(Data excerpts)
┌────────

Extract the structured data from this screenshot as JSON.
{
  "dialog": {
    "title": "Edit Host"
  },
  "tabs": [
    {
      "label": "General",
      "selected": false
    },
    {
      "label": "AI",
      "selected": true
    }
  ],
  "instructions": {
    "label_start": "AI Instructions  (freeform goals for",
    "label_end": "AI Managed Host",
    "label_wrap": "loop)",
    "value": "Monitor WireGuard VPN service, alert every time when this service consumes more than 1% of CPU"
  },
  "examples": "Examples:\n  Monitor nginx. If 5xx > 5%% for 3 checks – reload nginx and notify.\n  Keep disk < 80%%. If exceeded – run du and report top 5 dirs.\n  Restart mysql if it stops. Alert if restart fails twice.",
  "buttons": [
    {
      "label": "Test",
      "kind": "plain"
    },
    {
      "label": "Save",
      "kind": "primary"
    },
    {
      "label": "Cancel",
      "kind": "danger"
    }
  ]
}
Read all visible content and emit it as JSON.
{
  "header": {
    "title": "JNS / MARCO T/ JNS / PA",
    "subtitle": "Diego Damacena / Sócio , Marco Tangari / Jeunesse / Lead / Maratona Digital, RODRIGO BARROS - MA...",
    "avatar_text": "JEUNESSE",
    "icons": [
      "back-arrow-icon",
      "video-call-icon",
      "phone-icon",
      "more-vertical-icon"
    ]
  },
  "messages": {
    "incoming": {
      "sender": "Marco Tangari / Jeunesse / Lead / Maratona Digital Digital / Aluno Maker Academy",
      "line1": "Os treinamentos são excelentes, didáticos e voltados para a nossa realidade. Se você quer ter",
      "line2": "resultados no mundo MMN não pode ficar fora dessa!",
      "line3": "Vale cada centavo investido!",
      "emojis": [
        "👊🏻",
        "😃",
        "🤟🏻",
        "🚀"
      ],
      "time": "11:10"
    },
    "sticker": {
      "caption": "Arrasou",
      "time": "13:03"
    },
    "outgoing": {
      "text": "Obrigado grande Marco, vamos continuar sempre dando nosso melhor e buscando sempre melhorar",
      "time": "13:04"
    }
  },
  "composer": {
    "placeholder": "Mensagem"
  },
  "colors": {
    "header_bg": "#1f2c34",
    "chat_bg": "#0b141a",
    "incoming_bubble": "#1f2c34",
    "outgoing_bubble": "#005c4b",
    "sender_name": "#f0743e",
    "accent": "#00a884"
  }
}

└────────

Goal :: Repeat only the stretch of lines starting at the one containing "Read all visible content and emit it as JSON." and running to the final line of the entries above.

The answer ::
Read all visible content and emit it as JSON.
{
  "header": {
    "title": "JNS / MARCO T/ JNS / PA",
    "subtitle": "Diego Damacena / Sócio , Marco Tangari / Jeunesse / Lead / Maratona Digital, RODRIGO BARROS - MA...",
    "avatar_text": "JEUNESSE",
    "icons": [
      "back-arrow-icon",
      "video-call-icon",
      "phone-icon",
      "more-vertical-icon"
    ]
  },
  "messages": {
    "incoming": {
      "sender": "Marco Tangari / Jeunesse / Lead / Maratona Digital Digital / Aluno Maker Academy",
      "line1": "Os treinamentos são excelentes, didáticos e voltados para a nossa realidade. Se você quer ter",
      "line2": "resultados no mundo MMN não pode ficar fora dessa!",
      "line3": "Vale cada centavo investido!",
      "emojis": [
        "👊🏻",
        "😃",
        "🤟🏻",
        "🚀"
      ],
      "time": "11:10"
    },
    "sticker": {
      "caption": "Arrasou",
      "time": "13:03"
    },
    "outgoing": {
      "text": "Obrigado grande Marco, vamos continuar sempre dando nosso melhor e buscando sempre melhorar",
      "time": "13:04"
    }
  },
  "composer": {
    "placeholder": "Mensagem"
  },
  "colors": {
    "header_bg": "#1f2c34",
    "chat_bg": "#0b141a",
    "incoming_bubble": "#1f2c34",
    "outgoing_bubble": "#005c4b",
    "sender_name": "#f0743e",
    "accent": "#00a884"
  }
}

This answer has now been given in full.